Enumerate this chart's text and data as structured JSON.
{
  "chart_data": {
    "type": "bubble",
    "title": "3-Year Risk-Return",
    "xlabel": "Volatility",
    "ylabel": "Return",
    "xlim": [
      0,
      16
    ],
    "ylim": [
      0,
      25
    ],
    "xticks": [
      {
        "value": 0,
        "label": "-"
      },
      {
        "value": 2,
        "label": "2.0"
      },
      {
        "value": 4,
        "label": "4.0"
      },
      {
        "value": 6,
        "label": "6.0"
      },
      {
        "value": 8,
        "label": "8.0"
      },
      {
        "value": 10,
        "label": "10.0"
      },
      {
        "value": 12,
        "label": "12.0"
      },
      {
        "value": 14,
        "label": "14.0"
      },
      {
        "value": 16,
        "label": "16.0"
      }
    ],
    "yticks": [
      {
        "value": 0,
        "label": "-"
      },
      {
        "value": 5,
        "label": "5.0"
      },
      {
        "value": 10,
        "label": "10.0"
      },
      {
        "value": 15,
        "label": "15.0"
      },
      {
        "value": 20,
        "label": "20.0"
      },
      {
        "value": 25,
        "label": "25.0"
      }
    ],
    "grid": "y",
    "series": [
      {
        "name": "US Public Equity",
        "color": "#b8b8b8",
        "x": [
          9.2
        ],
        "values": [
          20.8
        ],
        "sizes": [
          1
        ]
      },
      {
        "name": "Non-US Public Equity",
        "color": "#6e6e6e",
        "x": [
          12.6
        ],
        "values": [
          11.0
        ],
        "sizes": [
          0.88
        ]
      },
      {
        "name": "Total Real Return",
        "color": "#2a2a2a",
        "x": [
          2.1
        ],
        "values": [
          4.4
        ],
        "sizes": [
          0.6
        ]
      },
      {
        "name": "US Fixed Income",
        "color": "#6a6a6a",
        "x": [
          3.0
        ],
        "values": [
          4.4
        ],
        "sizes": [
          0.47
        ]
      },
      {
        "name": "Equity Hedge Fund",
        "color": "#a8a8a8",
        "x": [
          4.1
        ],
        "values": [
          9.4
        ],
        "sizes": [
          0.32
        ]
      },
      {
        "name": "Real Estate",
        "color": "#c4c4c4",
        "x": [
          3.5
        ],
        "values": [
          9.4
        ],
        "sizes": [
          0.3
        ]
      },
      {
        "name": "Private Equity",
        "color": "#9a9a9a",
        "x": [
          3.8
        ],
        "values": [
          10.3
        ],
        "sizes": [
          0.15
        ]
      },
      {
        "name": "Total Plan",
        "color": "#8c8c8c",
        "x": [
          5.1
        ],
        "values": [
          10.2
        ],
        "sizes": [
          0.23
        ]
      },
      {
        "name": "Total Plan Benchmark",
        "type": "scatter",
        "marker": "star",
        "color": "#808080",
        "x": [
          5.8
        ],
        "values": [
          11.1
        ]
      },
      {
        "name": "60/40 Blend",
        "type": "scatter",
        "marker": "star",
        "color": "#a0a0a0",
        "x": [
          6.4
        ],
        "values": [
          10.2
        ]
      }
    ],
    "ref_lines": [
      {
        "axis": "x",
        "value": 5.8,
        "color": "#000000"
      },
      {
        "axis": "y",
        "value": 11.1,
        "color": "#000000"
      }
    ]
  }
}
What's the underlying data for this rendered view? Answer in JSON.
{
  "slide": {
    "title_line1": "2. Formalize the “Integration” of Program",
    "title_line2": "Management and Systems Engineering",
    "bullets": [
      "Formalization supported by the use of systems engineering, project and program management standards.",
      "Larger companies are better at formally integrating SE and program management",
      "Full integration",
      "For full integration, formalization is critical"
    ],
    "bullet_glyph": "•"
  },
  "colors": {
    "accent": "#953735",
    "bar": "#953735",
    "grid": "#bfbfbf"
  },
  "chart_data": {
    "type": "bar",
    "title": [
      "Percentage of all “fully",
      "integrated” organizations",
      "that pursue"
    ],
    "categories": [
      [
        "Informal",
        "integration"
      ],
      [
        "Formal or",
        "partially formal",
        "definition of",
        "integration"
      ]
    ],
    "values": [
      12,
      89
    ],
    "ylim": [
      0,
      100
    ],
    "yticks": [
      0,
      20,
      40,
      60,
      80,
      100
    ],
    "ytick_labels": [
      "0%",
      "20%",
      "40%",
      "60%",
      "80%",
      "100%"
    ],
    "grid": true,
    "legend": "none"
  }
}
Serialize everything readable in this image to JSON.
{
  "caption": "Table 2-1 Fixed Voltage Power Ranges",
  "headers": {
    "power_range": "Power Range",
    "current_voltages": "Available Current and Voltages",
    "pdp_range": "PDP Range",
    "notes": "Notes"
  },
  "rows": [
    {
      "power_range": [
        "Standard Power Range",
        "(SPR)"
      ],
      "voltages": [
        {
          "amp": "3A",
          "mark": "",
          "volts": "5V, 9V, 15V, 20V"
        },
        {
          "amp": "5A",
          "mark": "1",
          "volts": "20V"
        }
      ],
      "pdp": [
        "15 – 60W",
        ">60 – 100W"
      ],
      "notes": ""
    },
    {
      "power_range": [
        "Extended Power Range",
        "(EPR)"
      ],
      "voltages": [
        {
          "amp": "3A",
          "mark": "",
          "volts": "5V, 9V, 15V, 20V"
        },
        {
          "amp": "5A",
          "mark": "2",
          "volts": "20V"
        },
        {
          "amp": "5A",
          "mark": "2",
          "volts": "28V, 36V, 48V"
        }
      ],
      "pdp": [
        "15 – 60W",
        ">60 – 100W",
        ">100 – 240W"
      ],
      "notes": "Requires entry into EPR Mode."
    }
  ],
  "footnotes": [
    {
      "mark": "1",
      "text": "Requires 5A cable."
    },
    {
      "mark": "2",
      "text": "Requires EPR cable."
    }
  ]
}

::::

WORK INSTRUCTIONS: Repeat the records above exactly, from the first line to the last.

CORRECT RESULT:
Enumerate this chart's text and data as structured JSON.
{
  "chart_data": {
    "type": "bubble",
    "title": "3-Year Risk-Return",
    "xlabel": "Volatility",
    "ylabel": "Return",
    "xlim": [
      0,
      16
    ],
    "ylim": [
      0,
      25
    ],
    "xticks": [
      {
        "value": 0,
        "label": "-"
      },
      {
        "value": 2,
        "label": "2.0"
      },
      {
        "value": 4,
        "label": "4.0"
      },
      {
        "value": 6,
        "label": "6.0"
      },
      {
        "value": 8,
        "label": "8.0"
      },
      {
        "value": 10,
        "label": "10.0"
      },
      {
        "value": 12,
        "label": "12.0"
      },
      {
        "value": 14,
        "label": "14.0"
      },
      {
        "value": 16,
        "label": "16.0"
      }
    ],
    "yticks": [
      {
        "value": 0,
        "label": "-"
      },
      {
        "value": 5,
        "label": "5.0"
      },
      {
        "value": 10,
        "label": "10.0"
      },
      {
        "value": 15,
        "label": "15.0"
      },
      {
        "value": 20,
        "label": "20.0"
      },
      {
        "value": 25,
        "label": "25.0"
      }
    ],
    "grid": "y",
    "series": [
      {
        "name": "US Public Equity",
        "color": "#b8b8b8",
        "x": [
          9.2
        ],
        "values": [
          20.8
        ],
        "sizes": [
          1
        ]
      },
      {
        "name": "Non-US Public Equity",
        "color": "#6e6e6e",
        "x": [
          12.6
        ],
        "values": [
          11.0
        ],
        "sizes": [
          0.88
        ]
      },
      {
        "name": "Total Real Return",
        "color": "#2a2a2a",
        "x": [
          2.1
        ],
        "values": [
          4.4
        ],
        "sizes": [
          0.6
        ]
      },
      {
        "name": "US Fixed Income",
        "color": "#6a6a6a",
        "x": [
          3.0
        ],
        "values": [
          4.4
        ],
        "sizes": [
          0.47
        ]
      },
      {
        "name": "Equity Hedge Fund",
        "color": "#a8a8a8",
        "x": [
          4.1
        ],
        "values": [
          9.4
        ],
        "sizes": [
          0.32
        ]
      },
      {
        "name": "Real Estate",
        "color": "#c4c4c4",
        "x": [
          3.5
        ],
        "values": [
          9.4
        ],
        "sizes": [
          0.3
        ]
      },
      {
        "name": "Private Equity",
        "color": "#9a9a9a",
        "x": [
          3.8
        ],
        "values": [
          10.3
        ],
        "sizes": [
          0.15
        ]
      },
      {
        "name": "Total Plan",
        "color": "#8c8c8c",
        "x": [
          5.1
        ],
        "values": [
          10.2
        ],
        "sizes": [
          0.23
        ]
      },
      {
        "name": "Total Plan Benchmark",
        "type": "scatter",
        "marker": "star",
        "color": "#808080",
        "x": [
          5.8
        ],
        "values": [
          11.1
        ]
      },
      {
        "name": "60/40 Blend",
        "type": "scatter",
        "marker": "star",
        "color": "#a0a0a0",
        "x": [
          6.4
        ],
        "values": [
          10.2
        ]
      }
    ],
    "ref_lines": [
      {
        "axis": "x",
        "value": 5.8,
        "color": "#000000"
      },
      {
        "axis": "y",
        "value": 11.1,
        "color": "#000000"
      }
    ]
  }
}
What's the underlying data for this rendered view? Answer in JSON.
{
  "slide": {
    "title_line1": "2. Formalize the “Integration” of Program",
    "title_line2": "Management and Systems Engineering",
    "bullets": [
      "Formalization supported by the use of systems engineering, project and program management standards.",
      "Larger companies are better at formally integrating SE and program management",
      "Full integration",
      "For full integration, formalization is critical"
    ],
    "bullet_glyph": "•"
  },
  "colors": {
    "accent": "#953735",
    "bar": "#953735",
    "grid": "#bfbfbf"
  },
  "chart_data": {
    "type": "bar",
    "title": [
      "Percentage of all “fully",
      "integrated” organizations",
      "that pursue"
    ],
    "categories": [
      [
        "Informal",
        "integration"
      ],
      [
        "Formal or",
        "partially formal",
        "definition of",
        "integration"
      ]
    ],
    "values": [
      12,
      89
    ],
    "ylim": [
      0,
      100
    ],
    "yticks": [
      0,
      20,
      40,
      60,
      80,
      100
    ],
    "ytick_labels": [
      "0%",
      "20%",
      "40%",
      "60%",
      "80%",
      "100%"
    ],
    "grid": true,
    "legend": "none"
  }
}
Serialize everything readable in this image to JSON.
{
  "caption": "Table 2-1 Fixed Voltage Power Ranges",
  "headers": {
    "power_range": "Power Range",
    "current_voltages": "Available Current and Voltages",
    "pdp_range": "PDP Range",
    "notes": "Notes"
  },
  "rows": [
    {
      "power_range": [
        "Standard Power Range",
        "(SPR)"
      ],
      "voltages": [
        {
          "amp": "3A",
          "mark": "",
          "volts": "5V, 9V, 15V, 20V"
        },
        {
          "amp": "5A",
          "mark": "1",
          "volts": "20V"
        }
      ],
      "pdp": [
        "15 – 60W",
        ">60 – 100W"
      ],
      "notes": ""
    },
    {
      "power_range": [
        "Extended Power Range",
        "(EPR)"
      ],
      "voltages": [
        {
          "amp": "3A",
          "mark": "",
          "volts": "5V, 9V, 15V, 20V"
        },
        {
          "amp": "5A",
          "mark": "2",
          "volts": "20V"
        },
        {
          "amp": "5A",
          "mark": "2",
          "volts": "28V, 36V, 48V"
        }
      ],
      "pdp": [
        "15 – 60W",
        ">60 – 100W",
        ">100 – 240W"
      ],
      "notes": "Requires entry into EPR Mode."
    }
  ],
  "footnotes": [
    {
      "mark": "1",
      "text": "Requires 5A cable."
    },
    {
      "mark": "2",
      "text": "Requires EPR cable."
    }
  ]
}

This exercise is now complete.